[Task goal] Quote the listing below in its entirety.

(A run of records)
........

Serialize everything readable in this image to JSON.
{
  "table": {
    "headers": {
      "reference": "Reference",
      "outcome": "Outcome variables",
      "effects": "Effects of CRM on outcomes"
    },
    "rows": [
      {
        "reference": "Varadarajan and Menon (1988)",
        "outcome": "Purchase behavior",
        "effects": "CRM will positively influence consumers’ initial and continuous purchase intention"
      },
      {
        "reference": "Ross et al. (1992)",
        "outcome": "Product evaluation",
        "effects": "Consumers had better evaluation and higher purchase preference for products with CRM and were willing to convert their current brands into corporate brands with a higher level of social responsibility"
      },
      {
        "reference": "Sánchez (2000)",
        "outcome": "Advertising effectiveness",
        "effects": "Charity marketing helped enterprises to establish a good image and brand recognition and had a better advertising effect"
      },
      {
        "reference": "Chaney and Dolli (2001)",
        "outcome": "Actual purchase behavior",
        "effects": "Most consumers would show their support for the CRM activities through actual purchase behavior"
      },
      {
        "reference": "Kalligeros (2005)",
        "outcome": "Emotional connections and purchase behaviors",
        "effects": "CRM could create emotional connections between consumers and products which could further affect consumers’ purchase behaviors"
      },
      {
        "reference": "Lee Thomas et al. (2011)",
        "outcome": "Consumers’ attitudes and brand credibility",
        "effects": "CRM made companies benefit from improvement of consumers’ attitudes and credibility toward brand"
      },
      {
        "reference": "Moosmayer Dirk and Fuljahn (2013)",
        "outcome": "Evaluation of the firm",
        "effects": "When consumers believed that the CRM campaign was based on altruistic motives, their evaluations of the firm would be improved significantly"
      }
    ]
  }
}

........

[Full solution]
Serialize everything readable in this image to JSON.
{
  "table": {
    "headers": {
      "reference": "Reference",
      "outcome": "Outcome variables",
      "effects": "Effects of CRM on outcomes"
    },
    "rows": [
      {
        "reference": "Varadarajan and Menon (1988)",
        "outcome": "Purchase behavior",
        "effects": "CRM will positively influence consumers’ initial and continuous purchase intention"
      },
      {
        "reference": "Ross et al. (1992)",
        "outcome": "Product evaluation",
        "effects": "Consumers had better evaluation and higher purchase preference for products with CRM and were willing to convert their current brands into corporate brands with a higher level of social responsibility"
      },
      {
        "reference": "Sánchez (2000)",
        "outcome": "Advertising effectiveness",
        "effects": "Charity marketing helped enterprises to establish a good image and brand recognition and had a better advertising effect"
      },
      {
        "reference": "Chaney and Dolli (2001)",
        "outcome": "Actual purchase behavior",
        "effects": "Most consumers would show their support for the CRM activities through actual purchase behavior"
      },
      {
        "reference": "Kalligeros (2005)",
        "outcome": "Emotional connections and purchase behaviors",
        "effects": "CRM could create emotional connections between consumers and products which could further affect consumers’ purchase behaviors"
      },
      {
        "reference": "Lee Thomas et al. (2011)",
        "outcome": "Consumers’ attitudes and brand credibility",
        "effects": "CRM made companies benefit from improvement of consumers’ attitudes and credibility toward brand"
      },
      {
        "reference": "Moosmayer Dirk and Fuljahn (2013)",
        "outcome": "Evaluation of the firm",
        "effects": "When consumers believed that the CRM campaign was based on altruistic motives, their evaluations of the firm would be improved significantly"
      }
    ]
  }
}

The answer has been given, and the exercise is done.